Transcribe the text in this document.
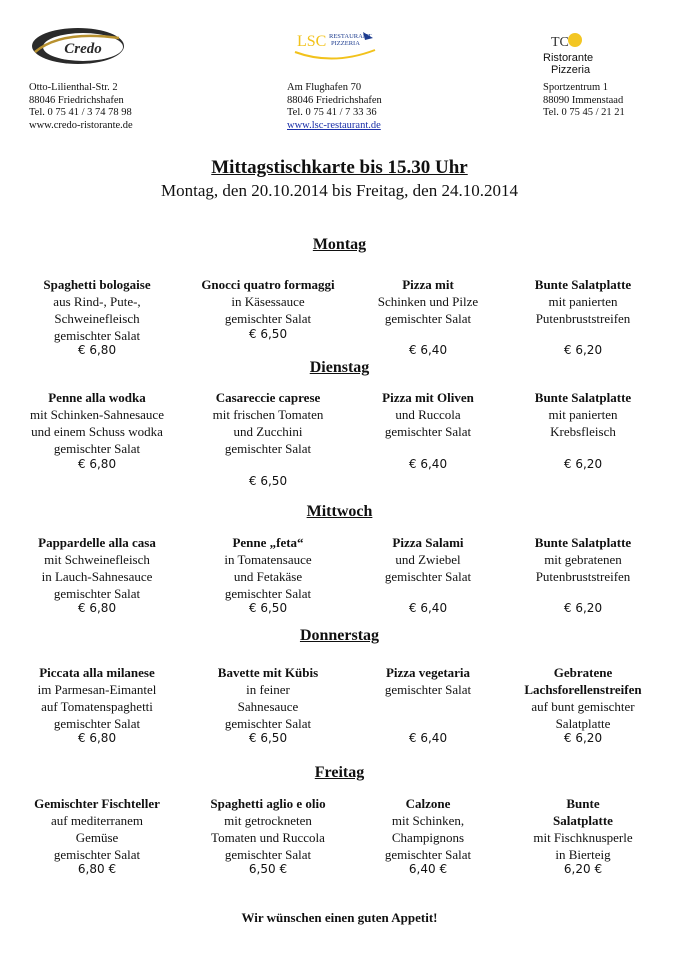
Credo
Otto-Lilienthal-Str. 2
88046 Friedrichshafen
Tel. 0 75 41 / 3 74 78 98
www.credo-ristorante.de
LSC RESTAURANT
PIZZERIA
Am Flughafen 70
88046 Friedrichshafen
Tel. 0 75 41 / 7 33 36
www.lsc-restaurant.de
TC
Ristorante
Pizzeria
Sportzentrum 1
88090 Immenstaad
Tel. 0 75 45 / 21 21
Mittagstischkarte bis 15.30 Uhr
Montag, den 20.10.2014 bis Freitag, den 24.10.2014
Montag
Spaghetti bologaise
aus Rind-, Pute-,
Schweinefleisch
gemischter Salat
€ 6,80
Gnocci quatro formaggi
in Käsessauce
gemischter Salat
€ 6,50
Pizza mit
Schinken und Pilze
gemischter Salat
€ 6,40
Bunte Salatplatte
mit panierten
Putenbruststreifen
€ 6,20
Dienstag
Penne alla wodka
mit Schinken-Sahnesauce
und einem Schuss wodka
gemischter Salat
€ 6,80
Casareccie caprese
mit frischen Tomaten
und Zucchini
gemischter Salat
€ 6,50
Pizza mit Oliven
und Ruccola
gemischter Salat
€ 6,40
Bunte Salatplatte
mit panierten
Krebsfleisch
€ 6,20
Mittwoch
Pappardelle alla casa
mit Schweinefleisch
in Lauch-Sahnesauce
gemischter Salat
€ 6,80
Penne „feta“
in Tomatensauce
und Fetakäse
gemischter Salat
€ 6,50
Pizza Salami
und Zwiebel
gemischter Salat
€ 6,40
Bunte Salatplatte
mit gebratenen
Putenbruststreifen
€ 6,20
Donnerstag
Piccata alla milanese
im Parmesan-Eimantel
auf Tomatenspaghetti
gemischter Salat
€ 6,80
Bavette mit Kübis
in feiner
Sahnesauce
gemischter Salat
€ 6,50
Pizza vegetaria
gemischter Salat
€ 6,40
Gebratene
Lachsforellenstreifen
auf bunt gemischter
Salatplatte
€ 6,20
Freitag
Gemischter Fischteller
auf mediterranem
Gemüse
gemischter Salat
6,80 €
Spaghetti aglio e olio
mit getrockneten
Tomaten und Ruccola
gemischter Salat
6,50 €
Calzone
mit Schinken,
Champignons
gemischter Salat
6,40 €
Bunte
Salatplatte
mit Fischknusperle
in Bierteig
6,20 €
Wir wünschen einen guten Appetit!
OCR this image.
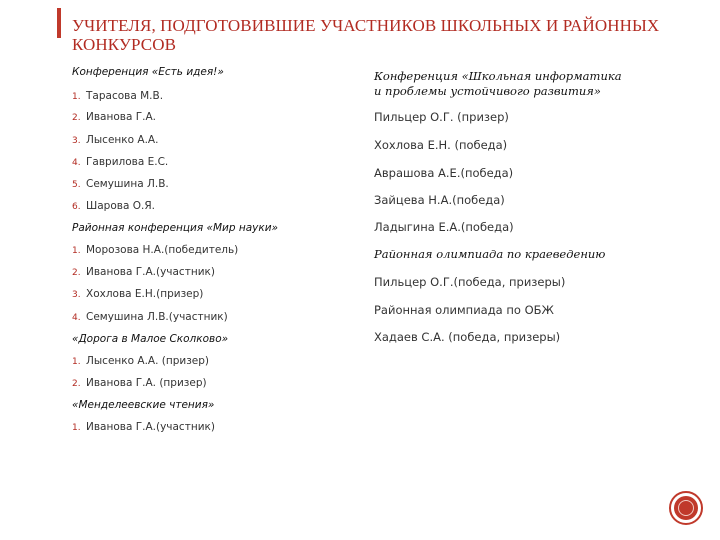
УЧИТЕЛЯ, ПОДГОТОВИВШИЕ УЧАСТНИКОВ ШКОЛЬНЫХ И РАЙОННЫХ КОНКУРСОВ
Конференция «Есть идея!»
1. Тарасова М.В.
2. Иванова Г.А.
3. Лысенко А.А.
4. Гаврилова Е.С.
5. Семушина Л.В.
6. Шарова О.Я.
Районная конференция «Мир науки»
1. Морозова Н.А.(победитель)
2. Иванова Г.А.(участник)
3. Хохлова Е.Н.(призер)
4. Семушина Л.В.(участник)
«Дорога в Малое Сколково»
1. Лысенко А.А. (призер)
2. Иванова Г.А. (призер)
«Менделеевские чтения»
1. Иванова Г.А.(участник)
Конференция «Школьная информатика
и проблемы устойчивого развития»
Пильцер О.Г. (призер)
Хохлова Е.Н. (победа)
Аврашова А.Е.(победа)
Зайцева Н.А.(победа)
Ладыгина Е.А.(победа)
Районная олимпиада по краеведению
Пильцер О.Г.(победа, призеры)
Районная олимпиада по ОБЖ
Хадаев С.А. (победа, призеры)
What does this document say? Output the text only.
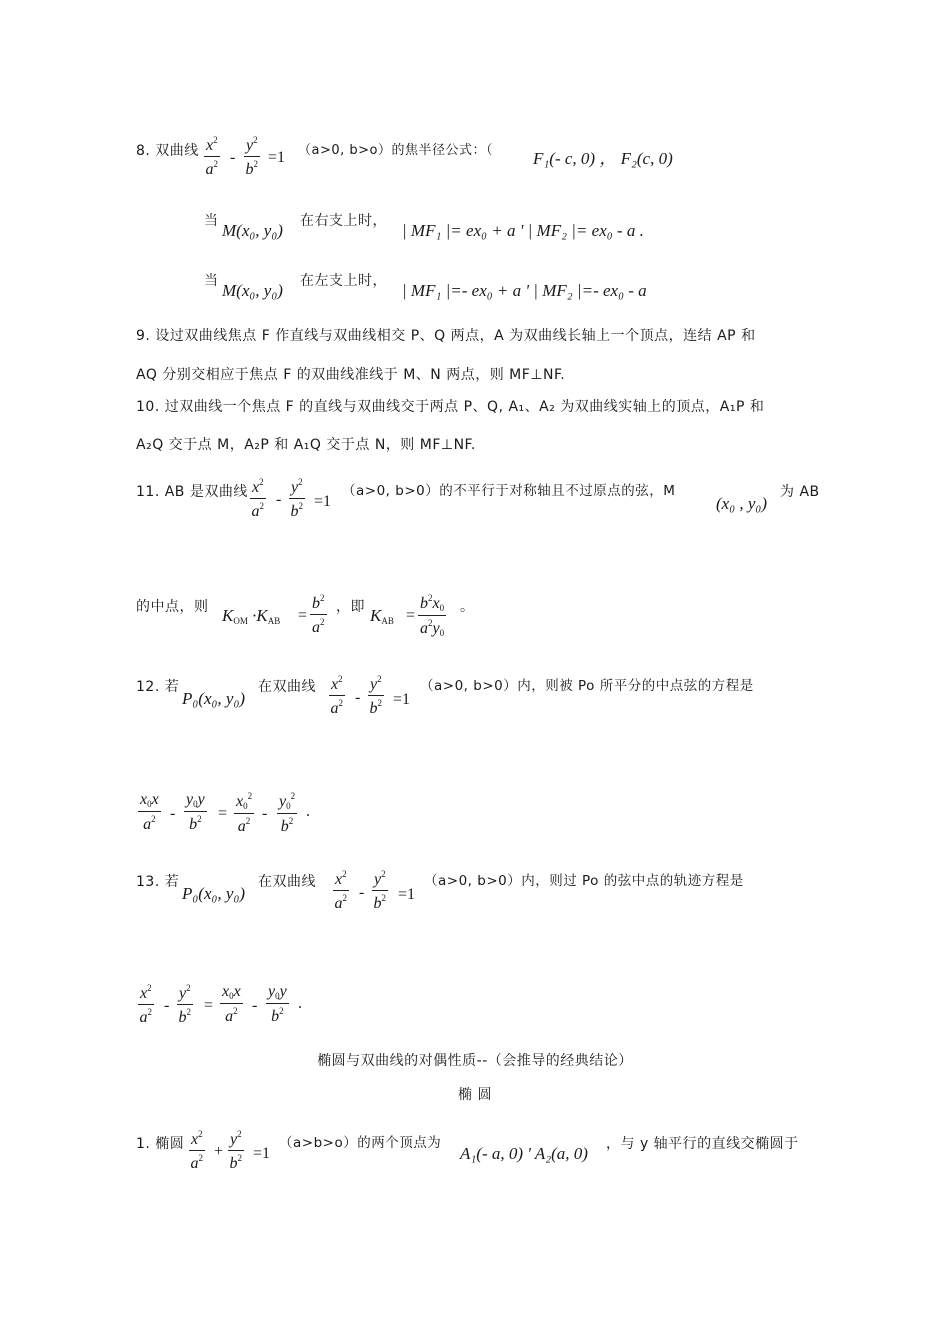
8. 双曲线 $x^2$
$a^2$ -
$y^2$
$b^2 =1$ （a>0, b>o）的焦半径公式：（ F₁(- c, 0) ， F₂(c, 0)
当 M(x₀, y₀) 在右支上时， | MF₁ |= ex₀ + a ' | MF₂ |= ex₀ - a .
当 M(x₀, y₀) 在左支上时， | MF₁ |=- ex₀ + a ' | MF₂ |=- ex₀ - a
9. 设过双曲线焦点 F 作直线与双曲线相交 P、Q 两点，A 为双曲线长轴上一个顶点，连结 AP 和
AQ 分别交相应于焦点 F 的双曲线准线于 M、N 两点，则 MF⊥NF.
10. 过双曲线一个焦点 F 的直线与双曲线交于两点 P、Q, A₁、A₂ 为双曲线实轴上的顶点，A₁P 和
A₂Q 交于点 M，A₂P 和 A₁Q 交于点 N，则 MF⊥NF.
11. AB 是双曲线 $x^2$
$a^2$ -
$y^2$
$b^2 =1$
（a>0, b>0）的不平行于对称轴且不过原点的弦，M
(x₀ , y₀)
为 AB
的中点，则 $K_{OM} \cdot K_{AB}$ =
$b^2$
$a^2$
，即 $K_{AB}$ =
$b^2x_0$
$a^2y_0$
。
12. 若
P₀(x₀, y₀)
在双曲线 $x^2$
$a^2$ -
$y^2$
$b^2 =1$
（a>0, b>0）内，则被 Po 所平分的中点弦的方程是
$x_0x$
$a^2$ -
$y_0y$
$b^2$ =
$x_0^2$
$a^2$ -
$y_0^2$
$b^2$
.
13. 若
P₀(x₀, y₀)
在双曲线 $x^2$
$a^2$ -
$y^2$
$b^2 =1$
（a>0, b>0）内，则过 Po 的弦中点的轨迹方程是
$x^2$
$a^2$ -
$y^2$
$b^2$ =
$x_0x$
$a^2$ -
$y_0y$
$b^2$ .
椭圆与双曲线的对偶性质--（会推导的经典结论）
椭 圆
1. 椭圆 $x^2$
$a^2$ +
$y^2$
$b^2 =1$
（a>b>o）的两个顶点为
A₁(- a, 0) ' A₂(a, 0) ，与 y 轴平行的直线交椭圆于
----------------
__Written instruction__:
Nothing but the pictures may be dropped; output the records above exactly.

__Exercise output__:
Transcribe the text in this document.
Credo
Otto-Lilienthal-Str. 2
88046 Friedrichshafen
Tel. 0 75 41 / 3 74 78 98
www.credo-ristorante.de
LSC RESTAURANT
PIZZERIA
Am Flughafen 70
88046 Friedrichshafen
Tel. 0 75 41 / 7 33 36
www.lsc-restaurant.de
TC
Ristorante
Pizzeria
Sportzentrum 1
88090 Immenstaad
Tel. 0 75 45 / 21 21
Mittagstischkarte bis 15.30 Uhr
Montag, den 20.10.2014 bis Freitag, den 24.10.2014
Montag
Spaghetti bologaise
aus Rind-, Pute-,
Schweinefleisch
gemischter Salat
€ 6,80
Gnocci quatro formaggi
in Käsessauce
gemischter Salat
€ 6,50
Pizza mit
Schinken und Pilze
gemischter Salat
€ 6,40
Bunte Salatplatte
mit panierten
Putenbruststreifen
€ 6,20
Dienstag
Penne alla wodka
mit Schinken-Sahnesauce
und einem Schuss wodka
gemischter Salat
€ 6,80
Casareccie caprese
mit frischen Tomaten
und Zucchini
gemischter Salat
€ 6,50
Pizza mit Oliven
und Ruccola
gemischter Salat
€ 6,40
Bunte Salatplatte
mit panierten
Krebsfleisch
€ 6,20
Mittwoch
Pappardelle alla casa
mit Schweinefleisch
in Lauch-Sahnesauce
gemischter Salat
€ 6,80
Penne „feta“
in Tomatensauce
und Fetakäse
gemischter Salat
€ 6,50
Pizza Salami
und Zwiebel
gemischter Salat
€ 6,40
Bunte Salatplatte
mit gebratenen
Putenbruststreifen
€ 6,20
Donnerstag
Piccata alla milanese
im Parmesan-Eimantel
auf Tomatenspaghetti
gemischter Salat
€ 6,80
Bavette mit Kübis
in feiner
Sahnesauce
gemischter Salat
€ 6,50
Pizza vegetaria
gemischter Salat
€ 6,40
Gebratene
Lachsforellenstreifen
auf bunt gemischter
Salatplatte
€ 6,20
Freitag
Gemischter Fischteller
auf mediterranem
Gemüse
gemischter Salat
6,80 €
Spaghetti aglio e olio
mit getrockneten
Tomaten und Ruccola
gemischter Salat
6,50 €
Calzone
mit Schinken,
Champignons
gemischter Salat
6,40 €
Bunte
Salatplatte
mit Fischknusperle
in Bierteig
6,20 €
Wir wünschen einen guten Appetit!
OCR this image.
УЧИТЕЛЯ, ПОДГОТОВИВШИЕ УЧАСТНИКОВ ШКОЛЬНЫХ И РАЙОННЫХ КОНКУРСОВ
Конференция «Есть идея!»
1. Тарасова М.В.
2. Иванова Г.А.
3. Лысенко А.А.
4. Гаврилова Е.С.
5. Семушина Л.В.
6. Шарова О.Я.
Районная конференция «Мир науки»
1. Морозова Н.А.(победитель)
2. Иванова Г.А.(участник)
3. Хохлова Е.Н.(призер)
4. Семушина Л.В.(участник)
«Дорога в Малое Сколково»
1. Лысенко А.А. (призер)
2. Иванова Г.А. (призер)
«Менделеевские чтения»
1. Иванова Г.А.(участник)
Конференция «Школьная информатика
и проблемы устойчивого развития»
Пильцер О.Г. (призер)
Хохлова Е.Н. (победа)
Аврашова А.Е.(победа)
Зайцева Н.А.(победа)
Ладыгина Е.А.(победа)
Районная олимпиада по краеведению
Пильцер О.Г.(победа, призеры)
Районная олимпиада по ОБЖ
Хадаев С.А. (победа, призеры)
What does this document say? Output the text only.
8. 双曲线 $x^2$
$a^2$ -
$y^2$
$b^2 =1$ （a>0, b>o）的焦半径公式：（ F₁(- c, 0) ， F₂(c, 0)
当 M(x₀, y₀) 在右支上时， | MF₁ |= ex₀ + a ' | MF₂ |= ex₀ - a .
当 M(x₀, y₀) 在左支上时， | MF₁ |=- ex₀ + a ' | MF₂ |=- ex₀ - a
9. 设过双曲线焦点 F 作直线与双曲线相交 P、Q 两点，A 为双曲线长轴上一个顶点，连结 AP 和
AQ 分别交相应于焦点 F 的双曲线准线于 M、N 两点，则 MF⊥NF.
10. 过双曲线一个焦点 F 的直线与双曲线交于两点 P、Q, A₁、A₂ 为双曲线实轴上的顶点，A₁P 和
A₂Q 交于点 M，A₂P 和 A₁Q 交于点 N，则 MF⊥NF.
11. AB 是双曲线 $x^2$
$a^2$ -
$y^2$
$b^2 =1$
（a>0, b>0）的不平行于对称轴且不过原点的弦，M
(x₀ , y₀)
为 AB
的中点，则 $K_{OM} \cdot K_{AB}$ =
$b^2$
$a^2$
，即 $K_{AB}$ =
$b^2x_0$
$a^2y_0$
。
12. 若
P₀(x₀, y₀)
在双曲线 $x^2$
$a^2$ -
$y^2$
$b^2 =1$
（a>0, b>0）内，则被 Po 所平分的中点弦的方程是
$x_0x$
$a^2$ -
$y_0y$
$b^2$ =
$x_0^2$
$a^2$ -
$y_0^2$
$b^2$
.
13. 若
P₀(x₀, y₀)
在双曲线 $x^2$
$a^2$ -
$y^2$
$b^2 =1$
（a>0, b>0）内，则过 Po 的弦中点的轨迹方程是
$x^2$
$a^2$ -
$y^2$
$b^2$ =
$x_0x$
$a^2$ -
$y_0y$
$b^2$ .
椭圆与双曲线的对偶性质--（会推导的经典结论）
椭 圆
1. 椭圆 $x^2$
$a^2$ +
$y^2$
$b^2 =1$
（a>b>o）的两个顶点为
A₁(- a, 0) ' A₂(a, 0) ，与 y 轴平行的直线交椭圆于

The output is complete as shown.